DIRECTIONS FOR THIS TASK: From the entries below, count the lines with "Hours". Write only the count.

Start of ITEMS

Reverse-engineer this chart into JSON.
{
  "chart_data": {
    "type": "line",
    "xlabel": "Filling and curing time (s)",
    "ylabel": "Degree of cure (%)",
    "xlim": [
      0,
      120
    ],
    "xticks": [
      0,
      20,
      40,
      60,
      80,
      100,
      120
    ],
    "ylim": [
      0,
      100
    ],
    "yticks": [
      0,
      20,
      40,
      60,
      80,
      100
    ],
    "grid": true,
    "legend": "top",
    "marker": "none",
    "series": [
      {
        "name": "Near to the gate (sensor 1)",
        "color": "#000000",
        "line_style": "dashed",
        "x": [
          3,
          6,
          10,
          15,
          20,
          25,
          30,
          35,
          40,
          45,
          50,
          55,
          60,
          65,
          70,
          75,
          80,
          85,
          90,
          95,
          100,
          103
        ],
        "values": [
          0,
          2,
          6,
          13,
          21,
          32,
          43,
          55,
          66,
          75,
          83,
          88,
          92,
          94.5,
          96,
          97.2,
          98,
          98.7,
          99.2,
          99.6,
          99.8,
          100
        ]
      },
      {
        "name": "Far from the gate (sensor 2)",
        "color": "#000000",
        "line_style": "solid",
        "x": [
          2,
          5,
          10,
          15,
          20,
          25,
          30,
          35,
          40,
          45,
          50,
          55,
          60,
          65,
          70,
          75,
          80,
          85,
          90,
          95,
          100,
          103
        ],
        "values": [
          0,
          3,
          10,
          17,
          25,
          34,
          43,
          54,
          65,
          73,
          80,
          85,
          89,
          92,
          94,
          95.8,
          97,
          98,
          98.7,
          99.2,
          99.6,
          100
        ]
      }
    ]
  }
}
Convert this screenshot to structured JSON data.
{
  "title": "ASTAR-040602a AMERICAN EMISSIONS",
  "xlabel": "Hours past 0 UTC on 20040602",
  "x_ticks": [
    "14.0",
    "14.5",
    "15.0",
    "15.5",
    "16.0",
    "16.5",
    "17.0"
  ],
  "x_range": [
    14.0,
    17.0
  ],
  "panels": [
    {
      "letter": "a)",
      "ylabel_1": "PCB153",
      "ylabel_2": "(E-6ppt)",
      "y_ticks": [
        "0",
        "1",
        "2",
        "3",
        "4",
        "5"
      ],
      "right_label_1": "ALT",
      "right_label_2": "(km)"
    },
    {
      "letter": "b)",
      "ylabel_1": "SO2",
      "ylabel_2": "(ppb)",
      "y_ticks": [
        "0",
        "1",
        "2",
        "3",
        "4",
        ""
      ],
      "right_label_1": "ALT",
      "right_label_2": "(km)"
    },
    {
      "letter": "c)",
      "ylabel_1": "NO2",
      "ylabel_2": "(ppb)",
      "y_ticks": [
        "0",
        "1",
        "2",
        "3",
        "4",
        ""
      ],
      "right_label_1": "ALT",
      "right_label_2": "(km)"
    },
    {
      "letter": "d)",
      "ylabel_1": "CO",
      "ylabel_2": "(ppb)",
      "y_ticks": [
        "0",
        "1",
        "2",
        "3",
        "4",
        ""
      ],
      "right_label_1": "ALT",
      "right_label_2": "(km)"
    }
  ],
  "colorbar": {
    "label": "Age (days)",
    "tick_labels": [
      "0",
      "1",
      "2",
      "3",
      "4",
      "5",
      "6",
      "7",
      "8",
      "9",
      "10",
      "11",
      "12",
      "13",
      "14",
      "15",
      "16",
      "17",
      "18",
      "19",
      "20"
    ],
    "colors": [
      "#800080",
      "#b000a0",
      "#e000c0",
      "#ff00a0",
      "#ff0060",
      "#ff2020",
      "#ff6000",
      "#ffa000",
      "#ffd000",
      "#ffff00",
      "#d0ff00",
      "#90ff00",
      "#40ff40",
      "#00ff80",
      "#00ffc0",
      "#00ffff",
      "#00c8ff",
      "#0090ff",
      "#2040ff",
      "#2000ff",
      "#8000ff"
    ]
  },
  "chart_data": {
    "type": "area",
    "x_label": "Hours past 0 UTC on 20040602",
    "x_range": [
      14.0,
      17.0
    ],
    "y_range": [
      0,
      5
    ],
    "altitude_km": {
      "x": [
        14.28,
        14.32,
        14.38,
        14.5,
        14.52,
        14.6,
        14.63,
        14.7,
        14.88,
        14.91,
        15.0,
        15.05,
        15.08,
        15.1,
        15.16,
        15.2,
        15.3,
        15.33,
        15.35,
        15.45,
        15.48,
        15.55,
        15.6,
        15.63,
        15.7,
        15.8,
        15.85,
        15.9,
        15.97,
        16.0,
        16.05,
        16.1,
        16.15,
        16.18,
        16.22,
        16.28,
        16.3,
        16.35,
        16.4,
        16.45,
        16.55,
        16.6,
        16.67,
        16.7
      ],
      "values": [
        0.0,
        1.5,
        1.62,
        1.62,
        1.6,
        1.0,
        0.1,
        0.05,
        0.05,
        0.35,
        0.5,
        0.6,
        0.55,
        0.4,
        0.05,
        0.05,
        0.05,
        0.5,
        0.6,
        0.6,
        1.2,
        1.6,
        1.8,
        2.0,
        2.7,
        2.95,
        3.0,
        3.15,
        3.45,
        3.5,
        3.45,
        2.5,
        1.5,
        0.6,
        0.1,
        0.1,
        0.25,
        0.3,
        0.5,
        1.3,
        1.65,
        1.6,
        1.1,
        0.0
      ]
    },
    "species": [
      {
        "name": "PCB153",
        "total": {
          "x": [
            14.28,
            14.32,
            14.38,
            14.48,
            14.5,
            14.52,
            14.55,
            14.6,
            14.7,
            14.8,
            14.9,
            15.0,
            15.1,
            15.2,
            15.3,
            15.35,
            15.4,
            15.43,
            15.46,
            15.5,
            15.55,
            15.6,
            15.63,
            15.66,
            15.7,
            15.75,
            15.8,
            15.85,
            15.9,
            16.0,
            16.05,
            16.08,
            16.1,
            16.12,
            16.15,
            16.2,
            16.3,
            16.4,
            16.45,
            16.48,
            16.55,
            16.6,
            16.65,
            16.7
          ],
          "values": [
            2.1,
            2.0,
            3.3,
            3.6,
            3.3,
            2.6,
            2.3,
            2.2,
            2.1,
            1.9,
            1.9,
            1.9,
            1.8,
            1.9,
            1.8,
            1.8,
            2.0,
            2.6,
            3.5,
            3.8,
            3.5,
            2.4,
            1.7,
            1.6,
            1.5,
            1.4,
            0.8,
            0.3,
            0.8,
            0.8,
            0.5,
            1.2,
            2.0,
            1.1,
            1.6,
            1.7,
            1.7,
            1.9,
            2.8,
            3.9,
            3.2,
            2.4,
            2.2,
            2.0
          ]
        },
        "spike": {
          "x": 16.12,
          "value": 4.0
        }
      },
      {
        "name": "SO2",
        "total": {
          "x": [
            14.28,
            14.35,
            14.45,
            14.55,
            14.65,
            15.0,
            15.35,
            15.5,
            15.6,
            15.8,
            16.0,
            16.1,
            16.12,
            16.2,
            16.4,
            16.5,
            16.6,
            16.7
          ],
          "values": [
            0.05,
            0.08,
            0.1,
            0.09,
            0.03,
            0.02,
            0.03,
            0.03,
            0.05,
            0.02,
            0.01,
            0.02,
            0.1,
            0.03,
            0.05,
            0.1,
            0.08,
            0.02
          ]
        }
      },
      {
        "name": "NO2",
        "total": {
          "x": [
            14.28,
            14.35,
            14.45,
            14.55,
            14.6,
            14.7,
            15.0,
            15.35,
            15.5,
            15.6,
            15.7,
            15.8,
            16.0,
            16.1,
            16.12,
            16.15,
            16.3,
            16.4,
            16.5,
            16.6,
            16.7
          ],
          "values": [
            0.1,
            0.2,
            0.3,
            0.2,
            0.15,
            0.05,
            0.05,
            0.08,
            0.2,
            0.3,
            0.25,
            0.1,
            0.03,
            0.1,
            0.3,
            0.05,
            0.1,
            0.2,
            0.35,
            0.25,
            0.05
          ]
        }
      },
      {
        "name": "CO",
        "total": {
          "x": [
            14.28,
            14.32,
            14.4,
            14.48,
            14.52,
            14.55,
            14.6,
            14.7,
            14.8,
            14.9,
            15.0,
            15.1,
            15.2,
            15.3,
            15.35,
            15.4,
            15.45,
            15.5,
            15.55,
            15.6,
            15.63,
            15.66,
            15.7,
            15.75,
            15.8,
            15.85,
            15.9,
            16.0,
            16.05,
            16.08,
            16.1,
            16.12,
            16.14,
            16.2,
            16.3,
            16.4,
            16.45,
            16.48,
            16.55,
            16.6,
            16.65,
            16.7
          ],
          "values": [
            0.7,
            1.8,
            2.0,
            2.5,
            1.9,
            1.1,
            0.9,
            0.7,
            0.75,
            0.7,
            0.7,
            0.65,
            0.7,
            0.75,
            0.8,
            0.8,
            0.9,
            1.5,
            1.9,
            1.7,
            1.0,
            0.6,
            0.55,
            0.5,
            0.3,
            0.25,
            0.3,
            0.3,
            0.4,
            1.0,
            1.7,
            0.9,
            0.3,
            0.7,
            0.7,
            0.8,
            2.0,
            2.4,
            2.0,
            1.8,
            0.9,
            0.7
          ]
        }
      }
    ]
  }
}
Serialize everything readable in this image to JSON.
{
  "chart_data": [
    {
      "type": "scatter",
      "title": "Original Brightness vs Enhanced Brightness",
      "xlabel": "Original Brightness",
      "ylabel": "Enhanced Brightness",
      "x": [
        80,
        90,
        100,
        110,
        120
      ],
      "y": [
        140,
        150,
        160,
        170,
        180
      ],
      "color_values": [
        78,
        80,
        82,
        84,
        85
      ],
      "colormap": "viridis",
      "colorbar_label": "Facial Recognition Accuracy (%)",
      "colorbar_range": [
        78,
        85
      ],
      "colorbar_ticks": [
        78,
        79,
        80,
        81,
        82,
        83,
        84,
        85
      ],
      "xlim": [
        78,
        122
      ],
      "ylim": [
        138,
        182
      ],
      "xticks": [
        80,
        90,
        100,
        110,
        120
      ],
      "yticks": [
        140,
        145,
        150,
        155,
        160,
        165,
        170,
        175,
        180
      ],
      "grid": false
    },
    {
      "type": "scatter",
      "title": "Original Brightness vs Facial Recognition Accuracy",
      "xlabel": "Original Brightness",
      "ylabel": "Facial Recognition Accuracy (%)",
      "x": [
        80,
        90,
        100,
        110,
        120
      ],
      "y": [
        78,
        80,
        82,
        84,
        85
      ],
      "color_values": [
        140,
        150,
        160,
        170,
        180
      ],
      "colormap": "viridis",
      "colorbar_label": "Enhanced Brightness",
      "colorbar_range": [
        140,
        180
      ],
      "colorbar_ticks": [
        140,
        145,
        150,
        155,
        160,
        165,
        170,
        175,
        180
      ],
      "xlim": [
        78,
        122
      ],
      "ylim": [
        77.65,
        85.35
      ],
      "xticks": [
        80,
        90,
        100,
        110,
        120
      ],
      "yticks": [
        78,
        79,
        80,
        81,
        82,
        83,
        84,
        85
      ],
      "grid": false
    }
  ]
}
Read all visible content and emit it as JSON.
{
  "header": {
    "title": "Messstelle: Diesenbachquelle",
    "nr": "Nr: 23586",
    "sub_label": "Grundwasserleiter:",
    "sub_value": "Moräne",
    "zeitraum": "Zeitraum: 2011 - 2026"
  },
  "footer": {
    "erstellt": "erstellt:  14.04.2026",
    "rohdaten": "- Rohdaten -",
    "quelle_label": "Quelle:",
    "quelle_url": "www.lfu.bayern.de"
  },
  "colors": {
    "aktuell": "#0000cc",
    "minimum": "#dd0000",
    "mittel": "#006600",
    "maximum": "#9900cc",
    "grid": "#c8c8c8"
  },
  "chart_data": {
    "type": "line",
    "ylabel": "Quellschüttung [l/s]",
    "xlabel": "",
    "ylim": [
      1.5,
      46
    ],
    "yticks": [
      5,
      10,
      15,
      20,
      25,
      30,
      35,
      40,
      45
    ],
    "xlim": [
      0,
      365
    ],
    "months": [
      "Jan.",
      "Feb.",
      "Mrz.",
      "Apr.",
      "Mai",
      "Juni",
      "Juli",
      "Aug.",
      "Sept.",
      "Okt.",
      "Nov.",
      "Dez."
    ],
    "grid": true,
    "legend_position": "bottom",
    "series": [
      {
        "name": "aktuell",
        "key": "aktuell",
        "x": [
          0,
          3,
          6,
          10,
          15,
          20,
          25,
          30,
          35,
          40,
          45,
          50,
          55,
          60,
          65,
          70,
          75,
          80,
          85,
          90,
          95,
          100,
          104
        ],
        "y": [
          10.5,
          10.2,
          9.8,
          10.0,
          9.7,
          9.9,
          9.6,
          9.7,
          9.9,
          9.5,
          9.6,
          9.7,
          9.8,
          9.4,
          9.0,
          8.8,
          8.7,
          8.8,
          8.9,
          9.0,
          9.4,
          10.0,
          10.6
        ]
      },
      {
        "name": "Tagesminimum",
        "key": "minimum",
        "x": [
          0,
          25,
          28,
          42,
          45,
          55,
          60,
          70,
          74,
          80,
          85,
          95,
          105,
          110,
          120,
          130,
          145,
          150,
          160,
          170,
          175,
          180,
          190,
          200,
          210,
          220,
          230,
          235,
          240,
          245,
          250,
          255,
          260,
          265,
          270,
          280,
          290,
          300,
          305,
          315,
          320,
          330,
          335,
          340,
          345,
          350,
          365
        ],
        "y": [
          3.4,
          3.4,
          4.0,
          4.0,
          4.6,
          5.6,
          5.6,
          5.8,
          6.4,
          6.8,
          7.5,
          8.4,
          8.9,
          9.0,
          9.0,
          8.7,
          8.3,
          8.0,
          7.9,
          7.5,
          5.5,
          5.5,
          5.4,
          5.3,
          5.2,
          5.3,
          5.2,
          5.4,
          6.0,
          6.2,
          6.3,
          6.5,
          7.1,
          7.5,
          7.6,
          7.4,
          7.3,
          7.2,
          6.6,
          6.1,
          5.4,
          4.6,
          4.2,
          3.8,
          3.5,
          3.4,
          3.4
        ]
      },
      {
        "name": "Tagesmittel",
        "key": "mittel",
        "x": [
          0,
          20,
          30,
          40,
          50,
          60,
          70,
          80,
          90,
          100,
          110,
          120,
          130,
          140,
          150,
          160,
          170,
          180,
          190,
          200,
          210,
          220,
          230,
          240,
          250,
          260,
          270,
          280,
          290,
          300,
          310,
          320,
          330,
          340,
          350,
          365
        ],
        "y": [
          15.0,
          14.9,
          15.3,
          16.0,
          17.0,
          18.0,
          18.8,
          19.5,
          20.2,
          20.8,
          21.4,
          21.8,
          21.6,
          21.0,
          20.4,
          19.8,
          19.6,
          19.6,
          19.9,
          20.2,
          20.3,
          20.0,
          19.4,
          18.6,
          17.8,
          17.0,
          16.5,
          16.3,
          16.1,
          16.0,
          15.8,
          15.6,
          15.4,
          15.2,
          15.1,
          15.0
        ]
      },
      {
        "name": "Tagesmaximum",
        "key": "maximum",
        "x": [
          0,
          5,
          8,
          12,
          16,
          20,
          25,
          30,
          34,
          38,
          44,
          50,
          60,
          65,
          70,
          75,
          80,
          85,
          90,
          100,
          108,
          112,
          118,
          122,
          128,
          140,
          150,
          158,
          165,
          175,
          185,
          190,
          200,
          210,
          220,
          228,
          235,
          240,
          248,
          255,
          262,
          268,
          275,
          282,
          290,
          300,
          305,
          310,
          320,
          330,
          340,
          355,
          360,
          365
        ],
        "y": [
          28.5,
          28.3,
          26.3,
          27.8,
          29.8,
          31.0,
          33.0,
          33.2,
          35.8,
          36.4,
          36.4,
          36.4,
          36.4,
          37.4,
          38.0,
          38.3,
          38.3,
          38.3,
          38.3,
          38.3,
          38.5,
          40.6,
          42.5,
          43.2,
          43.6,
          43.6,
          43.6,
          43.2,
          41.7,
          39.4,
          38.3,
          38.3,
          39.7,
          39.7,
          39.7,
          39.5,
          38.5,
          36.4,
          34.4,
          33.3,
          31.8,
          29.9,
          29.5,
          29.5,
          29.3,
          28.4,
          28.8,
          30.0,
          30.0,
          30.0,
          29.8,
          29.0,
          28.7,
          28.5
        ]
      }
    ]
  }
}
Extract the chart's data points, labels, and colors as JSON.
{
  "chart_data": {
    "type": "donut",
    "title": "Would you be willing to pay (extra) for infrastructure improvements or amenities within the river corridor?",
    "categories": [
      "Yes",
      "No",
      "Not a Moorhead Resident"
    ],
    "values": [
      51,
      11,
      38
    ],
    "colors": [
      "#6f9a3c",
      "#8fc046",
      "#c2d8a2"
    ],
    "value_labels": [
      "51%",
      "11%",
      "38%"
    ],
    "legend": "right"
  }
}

End of ITEMS

RESULT OF THE EXERCISE: 2